◆ **Records for processing**
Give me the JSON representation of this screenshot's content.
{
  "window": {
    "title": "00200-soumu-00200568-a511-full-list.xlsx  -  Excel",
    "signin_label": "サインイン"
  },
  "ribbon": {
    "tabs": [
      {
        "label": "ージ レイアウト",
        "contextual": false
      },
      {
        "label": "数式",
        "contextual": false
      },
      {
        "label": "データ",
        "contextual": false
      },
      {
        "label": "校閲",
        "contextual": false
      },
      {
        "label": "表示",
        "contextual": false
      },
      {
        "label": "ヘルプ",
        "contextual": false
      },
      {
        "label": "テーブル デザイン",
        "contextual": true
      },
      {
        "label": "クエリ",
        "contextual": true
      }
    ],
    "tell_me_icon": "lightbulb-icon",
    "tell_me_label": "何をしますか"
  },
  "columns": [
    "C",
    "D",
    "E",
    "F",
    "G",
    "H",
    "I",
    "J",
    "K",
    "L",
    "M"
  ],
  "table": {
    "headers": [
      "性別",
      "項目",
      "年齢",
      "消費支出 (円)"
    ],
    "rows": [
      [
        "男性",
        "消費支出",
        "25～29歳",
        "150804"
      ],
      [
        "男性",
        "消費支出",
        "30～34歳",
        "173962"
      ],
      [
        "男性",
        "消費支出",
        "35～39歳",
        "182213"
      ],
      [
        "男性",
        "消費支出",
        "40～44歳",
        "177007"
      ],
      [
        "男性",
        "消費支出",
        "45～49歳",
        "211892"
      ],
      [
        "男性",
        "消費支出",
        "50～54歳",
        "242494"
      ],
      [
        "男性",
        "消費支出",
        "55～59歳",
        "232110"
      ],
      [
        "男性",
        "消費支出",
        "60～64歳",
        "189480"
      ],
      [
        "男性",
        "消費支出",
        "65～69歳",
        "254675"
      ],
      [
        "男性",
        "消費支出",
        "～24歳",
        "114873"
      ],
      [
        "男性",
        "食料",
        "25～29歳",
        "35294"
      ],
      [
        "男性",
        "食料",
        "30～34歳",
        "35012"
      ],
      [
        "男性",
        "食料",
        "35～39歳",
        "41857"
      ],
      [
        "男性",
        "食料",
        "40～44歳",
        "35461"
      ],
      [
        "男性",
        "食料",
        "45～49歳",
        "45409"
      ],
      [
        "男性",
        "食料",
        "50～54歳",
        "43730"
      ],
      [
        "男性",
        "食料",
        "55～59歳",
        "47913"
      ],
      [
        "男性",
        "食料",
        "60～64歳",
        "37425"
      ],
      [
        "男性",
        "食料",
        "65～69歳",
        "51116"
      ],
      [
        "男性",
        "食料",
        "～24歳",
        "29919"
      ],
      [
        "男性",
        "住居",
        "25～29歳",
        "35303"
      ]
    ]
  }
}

◆ **Exercise prompt**
Repeat the listing in full, keeping every line exactly as it is.

◆ **Complete answer**
Give me the JSON representation of this screenshot's content.
{
  "window": {
    "title": "00200-soumu-00200568-a511-full-list.xlsx  -  Excel",
    "signin_label": "サインイン"
  },
  "ribbon": {
    "tabs": [
      {
        "label": "ージ レイアウト",
        "contextual": false
      },
      {
        "label": "数式",
        "contextual": false
      },
      {
        "label": "データ",
        "contextual": false
      },
      {
        "label": "校閲",
        "contextual": false
      },
      {
        "label": "表示",
        "contextual": false
      },
      {
        "label": "ヘルプ",
        "contextual": false
      },
      {
        "label": "テーブル デザイン",
        "contextual": true
      },
      {
        "label": "クエリ",
        "contextual": true
      }
    ],
    "tell_me_icon": "lightbulb-icon",
    "tell_me_label": "何をしますか"
  },
  "columns": [
    "C",
    "D",
    "E",
    "F",
    "G",
    "H",
    "I",
    "J",
    "K",
    "L",
    "M"
  ],
  "table": {
    "headers": [
      "性別",
      "項目",
      "年齢",
      "消費支出 (円)"
    ],
    "rows": [
      [
        "男性",
        "消費支出",
        "25～29歳",
        "150804"
      ],
      [
        "男性",
        "消費支出",
        "30～34歳",
        "173962"
      ],
      [
        "男性",
        "消費支出",
        "35～39歳",
        "182213"
      ],
      [
        "男性",
        "消費支出",
        "40～44歳",
        "177007"
      ],
      [
        "男性",
        "消費支出",
        "45～49歳",
        "211892"
      ],
      [
        "男性",
        "消費支出",
        "50～54歳",
        "242494"
      ],
      [
        "男性",
        "消費支出",
        "55～59歳",
        "232110"
      ],
      [
        "男性",
        "消費支出",
        "60～64歳",
        "189480"
      ],
      [
        "男性",
        "消費支出",
        "65～69歳",
        "254675"
      ],
      [
        "男性",
        "消費支出",
        "～24歳",
        "114873"
      ],
      [
        "男性",
        "食料",
        "25～29歳",
        "35294"
      ],
      [
        "男性",
        "食料",
        "30～34歳",
        "35012"
      ],
      [
        "男性",
        "食料",
        "35～39歳",
        "41857"
      ],
      [
        "男性",
        "食料",
        "40～44歳",
        "35461"
      ],
      [
        "男性",
        "食料",
        "45～49歳",
        "45409"
      ],
      [
        "男性",
        "食料",
        "50～54歳",
        "43730"
      ],
      [
        "男性",
        "食料",
        "55～59歳",
        "47913"
      ],
      [
        "男性",
        "食料",
        "60～64歳",
        "37425"
      ],
      [
        "男性",
        "食料",
        "65～69歳",
        "51116"
      ],
      [
        "男性",
        "食料",
        "～24歳",
        "29919"
      ],
      [
        "男性",
        "住居",
        "25～29歳",
        "35303"
      ]
    ]
  }
}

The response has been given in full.